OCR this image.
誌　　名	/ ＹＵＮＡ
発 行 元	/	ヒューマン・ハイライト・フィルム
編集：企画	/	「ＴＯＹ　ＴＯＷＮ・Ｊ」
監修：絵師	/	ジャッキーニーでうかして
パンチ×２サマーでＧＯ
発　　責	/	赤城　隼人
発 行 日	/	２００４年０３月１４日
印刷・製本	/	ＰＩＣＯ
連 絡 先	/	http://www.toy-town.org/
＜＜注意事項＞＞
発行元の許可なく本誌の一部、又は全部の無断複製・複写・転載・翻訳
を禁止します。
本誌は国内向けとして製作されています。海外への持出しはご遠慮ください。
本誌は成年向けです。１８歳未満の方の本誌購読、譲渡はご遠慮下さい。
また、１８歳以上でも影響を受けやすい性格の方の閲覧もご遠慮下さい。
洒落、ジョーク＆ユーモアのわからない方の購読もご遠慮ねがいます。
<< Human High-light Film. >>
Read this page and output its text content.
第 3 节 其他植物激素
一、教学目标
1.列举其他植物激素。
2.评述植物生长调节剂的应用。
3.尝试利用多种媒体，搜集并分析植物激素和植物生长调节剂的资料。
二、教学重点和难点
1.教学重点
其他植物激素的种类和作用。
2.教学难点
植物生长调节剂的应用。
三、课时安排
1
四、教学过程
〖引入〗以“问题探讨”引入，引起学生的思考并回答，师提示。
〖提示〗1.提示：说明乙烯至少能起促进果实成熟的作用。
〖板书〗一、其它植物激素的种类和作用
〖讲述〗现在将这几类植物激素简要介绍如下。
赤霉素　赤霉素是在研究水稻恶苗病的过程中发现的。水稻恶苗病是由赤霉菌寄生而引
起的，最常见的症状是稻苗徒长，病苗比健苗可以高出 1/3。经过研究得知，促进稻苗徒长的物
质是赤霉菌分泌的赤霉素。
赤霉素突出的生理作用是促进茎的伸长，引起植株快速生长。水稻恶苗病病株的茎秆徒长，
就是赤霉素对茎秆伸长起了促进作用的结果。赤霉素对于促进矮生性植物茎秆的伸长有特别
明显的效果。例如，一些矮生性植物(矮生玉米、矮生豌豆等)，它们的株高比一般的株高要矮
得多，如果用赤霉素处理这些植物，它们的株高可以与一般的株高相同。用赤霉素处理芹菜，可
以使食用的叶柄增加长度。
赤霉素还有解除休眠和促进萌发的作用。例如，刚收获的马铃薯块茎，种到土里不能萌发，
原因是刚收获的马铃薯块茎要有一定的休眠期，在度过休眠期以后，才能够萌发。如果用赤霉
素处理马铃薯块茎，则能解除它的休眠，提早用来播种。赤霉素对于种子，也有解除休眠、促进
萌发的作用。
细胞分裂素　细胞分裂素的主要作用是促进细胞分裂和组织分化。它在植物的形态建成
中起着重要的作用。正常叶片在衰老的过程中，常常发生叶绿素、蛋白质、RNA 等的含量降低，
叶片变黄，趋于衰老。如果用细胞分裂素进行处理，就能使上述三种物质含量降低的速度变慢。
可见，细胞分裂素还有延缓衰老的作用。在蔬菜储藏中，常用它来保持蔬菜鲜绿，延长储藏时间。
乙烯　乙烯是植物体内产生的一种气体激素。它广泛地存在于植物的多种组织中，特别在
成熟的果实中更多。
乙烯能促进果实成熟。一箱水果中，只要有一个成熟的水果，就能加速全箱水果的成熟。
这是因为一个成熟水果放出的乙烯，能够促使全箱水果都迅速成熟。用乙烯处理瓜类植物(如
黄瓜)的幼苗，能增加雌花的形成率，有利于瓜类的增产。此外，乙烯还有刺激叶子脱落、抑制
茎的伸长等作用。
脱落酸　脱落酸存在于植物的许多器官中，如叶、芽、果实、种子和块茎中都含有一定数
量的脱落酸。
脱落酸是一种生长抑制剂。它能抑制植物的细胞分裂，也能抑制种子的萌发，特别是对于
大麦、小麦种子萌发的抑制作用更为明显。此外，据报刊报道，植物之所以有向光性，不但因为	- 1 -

◇ ◇ ◇

The problem
Transcribe the whole listing exactly.

The completed task
OCR this image.
誌　　名	/ ＹＵＮＡ
発 行 元	/	ヒューマン・ハイライト・フィルム
編集：企画	/	「ＴＯＹ　ＴＯＷＮ・Ｊ」
監修：絵師	/	ジャッキーニーでうかして
パンチ×２サマーでＧＯ
発　　責	/	赤城　隼人
発 行 日	/	２００４年０３月１４日
印刷・製本	/	ＰＩＣＯ
連 絡 先	/	http://www.toy-town.org/
＜＜注意事項＞＞
発行元の許可なく本誌の一部、又は全部の無断複製・複写・転載・翻訳
を禁止します。
本誌は国内向けとして製作されています。海外への持出しはご遠慮ください。
本誌は成年向けです。１８歳未満の方の本誌購読、譲渡はご遠慮下さい。
また、１８歳以上でも影響を受けやすい性格の方の閲覧もご遠慮下さい。
洒落、ジョーク＆ユーモアのわからない方の購読もご遠慮ねがいます。
<< Human High-light Film. >>
Read this page and output its text content.
第 3 节 其他植物激素
一、教学目标
1.列举其他植物激素。
2.评述植物生长调节剂的应用。
3.尝试利用多种媒体，搜集并分析植物激素和植物生长调节剂的资料。
二、教学重点和难点
1.教学重点
其他植物激素的种类和作用。
2.教学难点
植物生长调节剂的应用。
三、课时安排
1
四、教学过程
〖引入〗以“问题探讨”引入，引起学生的思考并回答，师提示。
〖提示〗1.提示：说明乙烯至少能起促进果实成熟的作用。
〖板书〗一、其它植物激素的种类和作用
〖讲述〗现在将这几类植物激素简要介绍如下。
赤霉素　赤霉素是在研究水稻恶苗病的过程中发现的。水稻恶苗病是由赤霉菌寄生而引
起的，最常见的症状是稻苗徒长，病苗比健苗可以高出 1/3。经过研究得知，促进稻苗徒长的物
质是赤霉菌分泌的赤霉素。
赤霉素突出的生理作用是促进茎的伸长，引起植株快速生长。水稻恶苗病病株的茎秆徒长，
就是赤霉素对茎秆伸长起了促进作用的结果。赤霉素对于促进矮生性植物茎秆的伸长有特别
明显的效果。例如，一些矮生性植物(矮生玉米、矮生豌豆等)，它们的株高比一般的株高要矮
得多，如果用赤霉素处理这些植物，它们的株高可以与一般的株高相同。用赤霉素处理芹菜，可
以使食用的叶柄增加长度。
赤霉素还有解除休眠和促进萌发的作用。例如，刚收获的马铃薯块茎，种到土里不能萌发，
原因是刚收获的马铃薯块茎要有一定的休眠期，在度过休眠期以后，才能够萌发。如果用赤霉
素处理马铃薯块茎，则能解除它的休眠，提早用来播种。赤霉素对于种子，也有解除休眠、促进
萌发的作用。
细胞分裂素　细胞分裂素的主要作用是促进细胞分裂和组织分化。它在植物的形态建成
中起着重要的作用。正常叶片在衰老的过程中，常常发生叶绿素、蛋白质、RNA 等的含量降低，
叶片变黄，趋于衰老。如果用细胞分裂素进行处理，就能使上述三种物质含量降低的速度变慢。
可见，细胞分裂素还有延缓衰老的作用。在蔬菜储藏中，常用它来保持蔬菜鲜绿，延长储藏时间。
乙烯　乙烯是植物体内产生的一种气体激素。它广泛地存在于植物的多种组织中，特别在
成熟的果实中更多。
乙烯能促进果实成熟。一箱水果中，只要有一个成熟的水果，就能加速全箱水果的成熟。
这是因为一个成熟水果放出的乙烯，能够促使全箱水果都迅速成熟。用乙烯处理瓜类植物(如
黄瓜)的幼苗，能增加雌花的形成率，有利于瓜类的增产。此外，乙烯还有刺激叶子脱落、抑制
茎的伸长等作用。
脱落酸　脱落酸存在于植物的许多器官中，如叶、芽、果实、种子和块茎中都含有一定数
量的脱落酸。
脱落酸是一种生长抑制剂。它能抑制植物的细胞分裂，也能抑制种子的萌发，特别是对于
大麦、小麦种子萌发的抑制作用更为明显。此外，据报刊报道，植物之所以有向光性，不但因为	- 1 -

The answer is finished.